→ Problem to solve: Wherever the string "并非产品功效宣传" appears, copy the whole line.
◆ ◆ ◆ ◆ ◆ ◆ ◆
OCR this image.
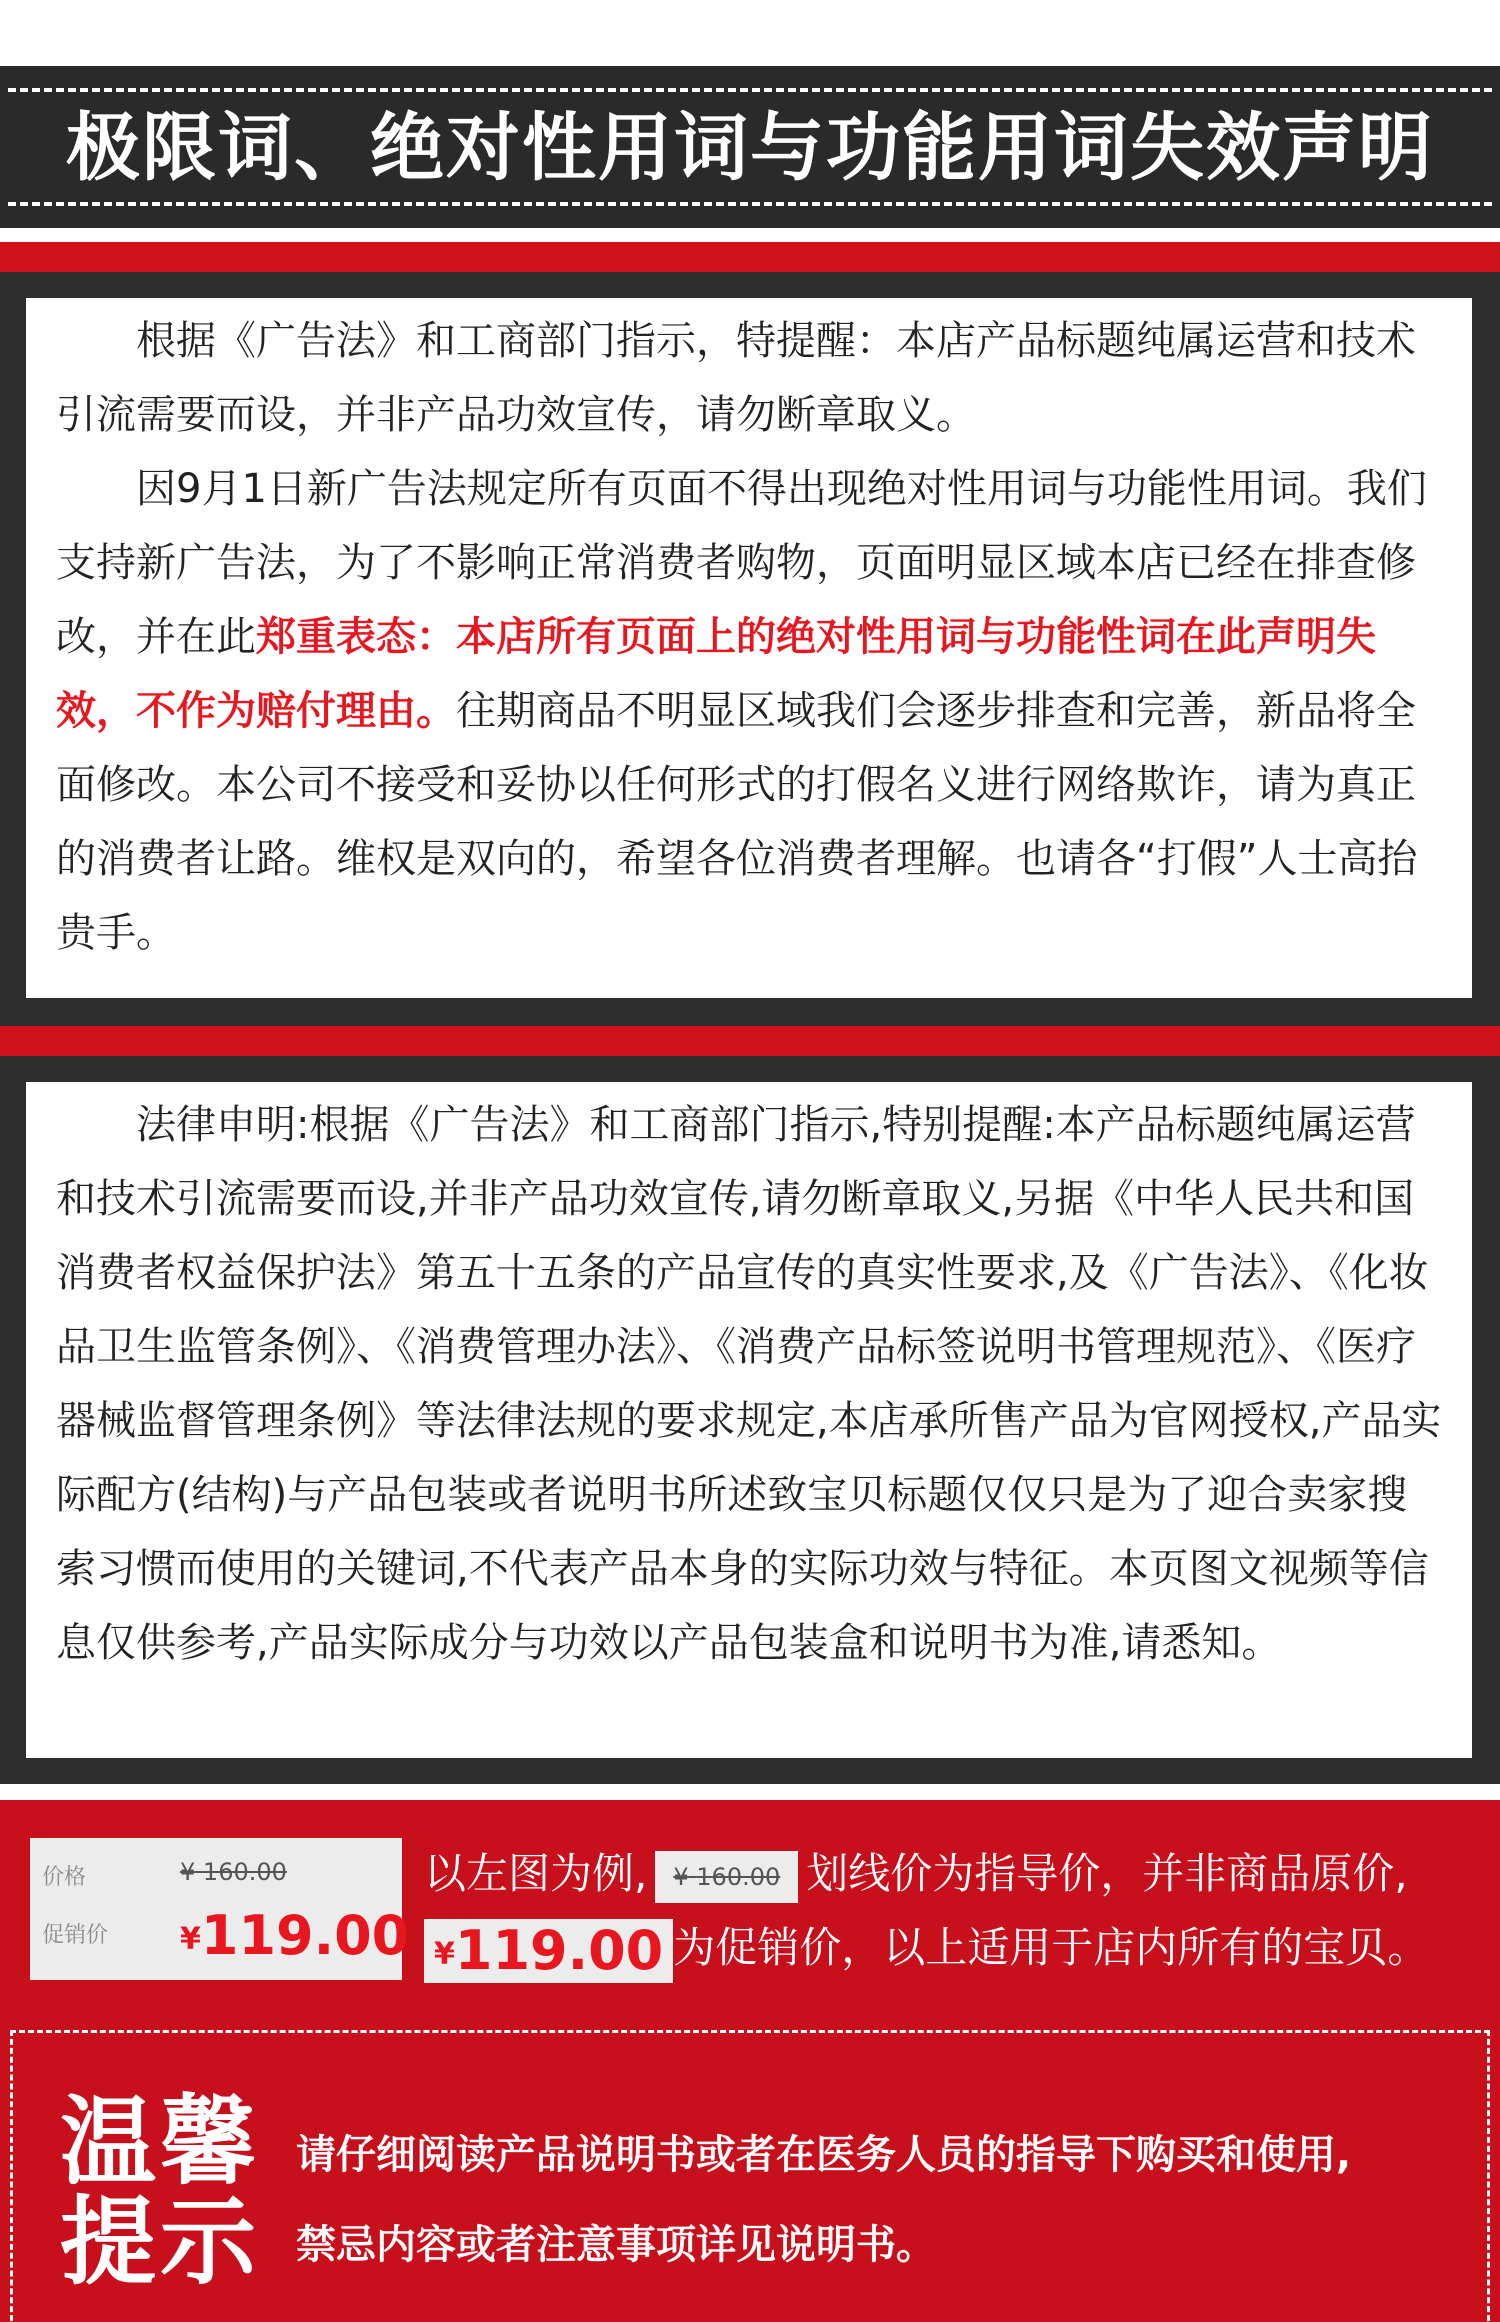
极限词、绝对性用词与功能用词失效声明

根据《广告法》和工商部门指示，特提醒：本店产品标题纯属运营和技术引流需要而设，并非产品功效宣传，请勿断章取义。

因9月1日新广告法规定所有页面不得出现绝对性用词与功能性用词。我们支持新广告法，为了不影响正常消费者购物，页面明显区域本店已经在排查修改，并在此郑重表态：本店所有页面上的绝对性用词与功能性词在此声明失效，不作为赔付理由。往期商品不明显区域我们会逐步排查和完善，新品将全面修改。本公司不接受和妥协以任何形式的打假名义进行网络欺诈，请为真正的消费者让路。维权是双向的，希望各位消费者理解。也请各“打假”人士高抬贵手。

法律申明:根据《广告法》和工商部门指示,特别提醒:本产品标题纯属运营和技术引流需要而设,并非产品功效宣传,请勿断章取义,另据《中华人民共和国消费者权益保护法》第五十五条的产品宣传的真实性要求,及《广告法》、《化妆品卫生监管条例》、《消费管理办法》、《消费产品标签说明书管理规范》、《医疗器械监督管理条例》等法律法规的要求规定,本店承所售产品为官网授权,产品实际配方(结构)与产品包装或者说明书所述致宝贝标题仅仅只是为了迎合卖家搜索习惯而使用的关键词,不代表产品本身的实际功效与特征。本页图文视频等信息仅供参考,产品实际成分与功效以产品包装盒和说明书为准,请悉知。

价格
促销价
¥ 160.00
¥119.00
以左图为例, ¥ 160.00 划线价为指导价，并非商品原价,
¥119.00 为促销价，以上适用于店内所有的宝贝。
温馨
提示
请仔细阅读产品说明书或者在医务人员的指导下购买和使用,
禁忌内容或者注意事项详见说明书。
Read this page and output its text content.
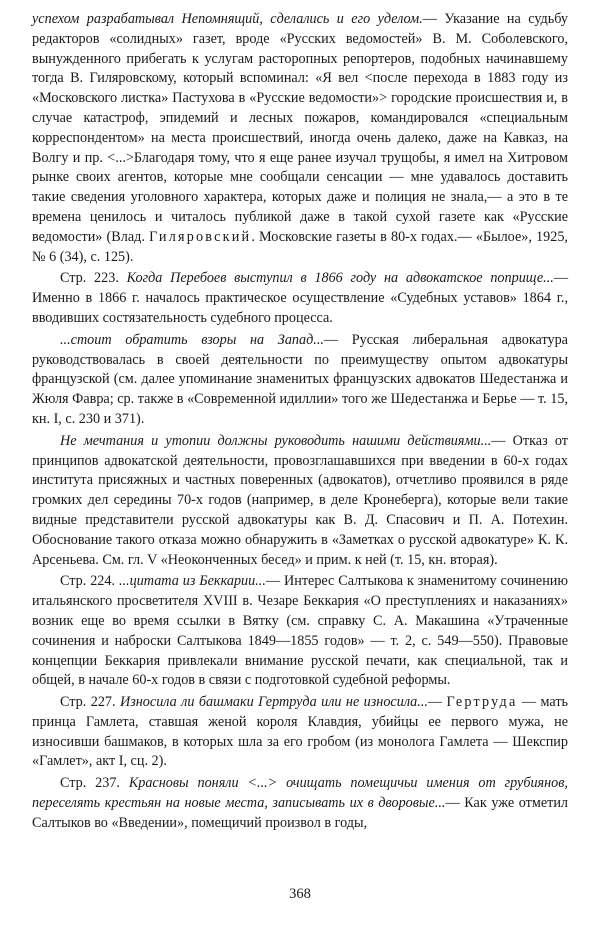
успехом разрабатывал Непомнящий, сделались и его уделом.— Указание на судьбу редакторов «солидных» газет, вроде «Русских ведомостей» В. М. Соболевского, вынужденного прибегать к услугам расторопных репортеров, подобных начинавшему тогда В. Гиляровскому, который вспоминал: «Я вел <после перехода в 1883 году из «Московского листка» Пастухова в «Русские ведомости»> городские происшествия и, в случае катастроф, эпидемий и лесных пожаров, командировался «специальным корреспондентом» на места происшествий, иногда очень далеко, даже на Кавказ, на Волгу и пр. <...>Благодаря тому, что я еще ранее изучал трущобы, я имел на Хитровом рынке своих агентов, которые мне сообщали сенсации — мне удавалось доставить такие сведения уголовного характера, которых даже и полиция не знала,— а это в те времена ценилось и читалось публикой даже в такой сухой газете как «Русские ведомости» (Влад. Гиляровский. Московские газеты в 80-х годах.— «Былое», 1925, № 6 (34), с. 125).

Стр. 223. Когда Перебоев выступил в 1866 году на адвокатское поприще...— Именно в 1866 г. началось практическое осуществление «Судебных уставов» 1864 г., вводивших состязательность судебного процесса.

...стоит обратить взоры на Запад...— Русская либеральная адвокатура руководствовалась в своей деятельности по преимуществу опытом адвокатуры французской (см. далее упоминание знаменитых французских адвокатов Шедестанжа и Жюля Фавра; ср. также в «Современной идиллии» того же Шедестанжа и Берье — т. 15, кн. I, с. 230 и 371).

Не мечтания и утопии должны руководить нашими действиями...— Отказ от принципов адвокатской деятельности, провозглашавшихся при введении в 60-х годах института присяжных и частных поверенных (адвокатов), отчетливо проявился в ряде громких дел середины 70-х годов (например, в деле Кронеберга), которые вели такие видные представители русской адвокатуры как В. Д. Спасович и П. А. Потехин. Обоснование такого отказа можно обнаружить в «Заметках о русской адвокатуре» К. К. Арсеньева. См. гл. V «Неоконченных бесед» и прим. к ней (т. 15, кн. вторая).

Стр. 224. ...цитата из Беккарии...— Интерес Салтыкова к знаменитому сочинению итальянского просветителя XVIII в. Чезаре Беккария «О преступлениях и наказаниях» возник еще во время ссылки в Вятку (см. справку С. А. Макашина «Утраченные сочинения и наброски Салтыкова 1849—1855 годов» — т. 2, с. 549—550). Правовые концепции Беккария привлекали внимание русской печати, как специальной, так и общей, в начале 60-х годов в связи с подготовкой судебной реформы.

Стр. 227. Износила ли башмаки Гертруда или не износила...— Гертруда — мать принца Гамлета, ставшая женой короля Клавдия, убийцы ее первого мужа, не износивши башмаков, в которых шла за его гробом (из монолога Гамлета — Шекспир «Гамлет», акт I, сц. 2).

Стр. 237. Красновы поняли <...> очищать помещичьи имения от грубиянов, переселять крестьян на новые места, записывать их в дворовые...— Как уже отметил Салтыков во «Введении», помещичий произвол в годы,

368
◆ ◆ ◆ ◆ ◆ ◆ ◆
→ Exercise response:
根据《广告法》和工商部门指示，特提醒：本店产品标题纯属运营和技术引流需要而设，并非产品功效宣传，请勿断章取义。
法律申明:根据《广告法》和工商部门指示,特别提醒:本产品标题纯属运营和技术引流需要而设,并非产品功效宣传,请勿断章取义,另据《中华人民共和国消费者权益保护法》第五十五条的产品宣传的真实性要求,及《广告法》、《化妆品卫生监管条例》、《消费管理办法》、《消费产品标签说明书管理规范》、《医疗器械监督管理条例》等法律法规的要求规定,本店承所售产品为官网授权,产品实际配方(结构)与产品包装或者说明书所述致宝贝标题仅仅只是为了迎合卖家搜索习惯而使用的关键词,不代表产品本身的实际功效与特征。本页图文视频等信息仅供参考,产品实际成分与功效以产品包装盒和说明书为准,请悉知。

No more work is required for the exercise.